▶ _Raw records_:
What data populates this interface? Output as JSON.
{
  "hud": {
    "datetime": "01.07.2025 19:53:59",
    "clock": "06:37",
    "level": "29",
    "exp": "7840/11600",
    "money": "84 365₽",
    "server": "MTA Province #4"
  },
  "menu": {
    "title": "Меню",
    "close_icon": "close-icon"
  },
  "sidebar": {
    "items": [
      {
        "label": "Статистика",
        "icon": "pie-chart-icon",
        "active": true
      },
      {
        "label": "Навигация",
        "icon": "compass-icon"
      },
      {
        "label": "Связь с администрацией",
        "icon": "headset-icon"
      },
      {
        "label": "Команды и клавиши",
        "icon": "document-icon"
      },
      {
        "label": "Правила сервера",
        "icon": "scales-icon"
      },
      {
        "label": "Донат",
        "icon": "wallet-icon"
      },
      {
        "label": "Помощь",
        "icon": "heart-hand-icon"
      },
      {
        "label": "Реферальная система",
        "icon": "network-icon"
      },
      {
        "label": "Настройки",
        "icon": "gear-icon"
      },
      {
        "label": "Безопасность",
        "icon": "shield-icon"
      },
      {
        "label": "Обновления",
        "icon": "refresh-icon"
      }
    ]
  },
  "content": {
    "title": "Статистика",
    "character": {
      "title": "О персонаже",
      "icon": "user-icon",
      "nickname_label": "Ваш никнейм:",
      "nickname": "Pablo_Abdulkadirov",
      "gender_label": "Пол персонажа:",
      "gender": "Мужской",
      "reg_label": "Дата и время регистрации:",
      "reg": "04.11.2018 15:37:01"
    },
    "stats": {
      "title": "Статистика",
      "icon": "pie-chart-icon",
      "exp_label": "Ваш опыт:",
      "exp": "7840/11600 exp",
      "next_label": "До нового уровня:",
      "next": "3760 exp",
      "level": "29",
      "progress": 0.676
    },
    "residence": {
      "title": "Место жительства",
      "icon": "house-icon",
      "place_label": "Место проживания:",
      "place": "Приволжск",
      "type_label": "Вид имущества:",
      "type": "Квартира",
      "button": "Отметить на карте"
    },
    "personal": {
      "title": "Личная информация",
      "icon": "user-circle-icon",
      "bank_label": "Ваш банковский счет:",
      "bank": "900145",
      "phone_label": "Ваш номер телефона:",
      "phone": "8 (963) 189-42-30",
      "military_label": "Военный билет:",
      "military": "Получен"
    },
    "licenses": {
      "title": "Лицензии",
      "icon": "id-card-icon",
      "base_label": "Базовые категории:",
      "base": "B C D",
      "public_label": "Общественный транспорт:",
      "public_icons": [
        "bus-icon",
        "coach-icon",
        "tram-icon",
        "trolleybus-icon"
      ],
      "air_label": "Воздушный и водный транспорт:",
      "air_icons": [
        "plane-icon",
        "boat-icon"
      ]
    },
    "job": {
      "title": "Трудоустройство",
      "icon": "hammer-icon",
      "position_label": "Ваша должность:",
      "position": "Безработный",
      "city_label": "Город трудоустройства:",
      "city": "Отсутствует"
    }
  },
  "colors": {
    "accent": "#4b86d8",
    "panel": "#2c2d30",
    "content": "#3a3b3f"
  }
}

▶ _Exercise directions_: Each record must be repeated exactly as it is.

▶ _Correct response_:
What data populates this interface? Output as JSON.
{
  "hud": {
    "datetime": "01.07.2025 19:53:59",
    "clock": "06:37",
    "level": "29",
    "exp": "7840/11600",
    "money": "84 365₽",
    "server": "MTA Province #4"
  },
  "menu": {
    "title": "Меню",
    "close_icon": "close-icon"
  },
  "sidebar": {
    "items": [
      {
        "label": "Статистика",
        "icon": "pie-chart-icon",
        "active": true
      },
      {
        "label": "Навигация",
        "icon": "compass-icon"
      },
      {
        "label": "Связь с администрацией",
        "icon": "headset-icon"
      },
      {
        "label": "Команды и клавиши",
        "icon": "document-icon"
      },
      {
        "label": "Правила сервера",
        "icon": "scales-icon"
      },
      {
        "label": "Донат",
        "icon": "wallet-icon"
      },
      {
        "label": "Помощь",
        "icon": "heart-hand-icon"
      },
      {
        "label": "Реферальная система",
        "icon": "network-icon"
      },
      {
        "label": "Настройки",
        "icon": "gear-icon"
      },
      {
        "label": "Безопасность",
        "icon": "shield-icon"
      },
      {
        "label": "Обновления",
        "icon": "refresh-icon"
      }
    ]
  },
  "content": {
    "title": "Статистика",
    "character": {
      "title": "О персонаже",
      "icon": "user-icon",
      "nickname_label": "Ваш никнейм:",
      "nickname": "Pablo_Abdulkadirov",
      "gender_label": "Пол персонажа:",
      "gender": "Мужской",
      "reg_label": "Дата и время регистрации:",
      "reg": "04.11.2018 15:37:01"
    },
    "stats": {
      "title": "Статистика",
      "icon": "pie-chart-icon",
      "exp_label": "Ваш опыт:",
      "exp": "7840/11600 exp",
      "next_label": "До нового уровня:",
      "next": "3760 exp",
      "level": "29",
      "progress": 0.676
    },
    "residence": {
      "title": "Место жительства",
      "icon": "house-icon",
      "place_label": "Место проживания:",
      "place": "Приволжск",
      "type_label": "Вид имущества:",
      "type": "Квартира",
      "button": "Отметить на карте"
    },
    "personal": {
      "title": "Личная информация",
      "icon": "user-circle-icon",
      "bank_label": "Ваш банковский счет:",
      "bank": "900145",
      "phone_label": "Ваш номер телефона:",
      "phone": "8 (963) 189-42-30",
      "military_label": "Военный билет:",
      "military": "Получен"
    },
    "licenses": {
      "title": "Лицензии",
      "icon": "id-card-icon",
      "base_label": "Базовые категории:",
      "base": "B C D",
      "public_label": "Общественный транспорт:",
      "public_icons": [
        "bus-icon",
        "coach-icon",
        "tram-icon",
        "trolleybus-icon"
      ],
      "air_label": "Воздушный и водный транспорт:",
      "air_icons": [
        "plane-icon",
        "boat-icon"
      ]
    },
    "job": {
      "title": "Трудоустройство",
      "icon": "hammer-icon",
      "position_label": "Ваша должность:",
      "position": "Безработный",
      "city_label": "Город трудоустройства:",
      "city": "Отсутствует"
    }
  },
  "colors": {
    "accent": "#4b86d8",
    "panel": "#2c2d30",
    "content": "#3a3b3f"
  }
}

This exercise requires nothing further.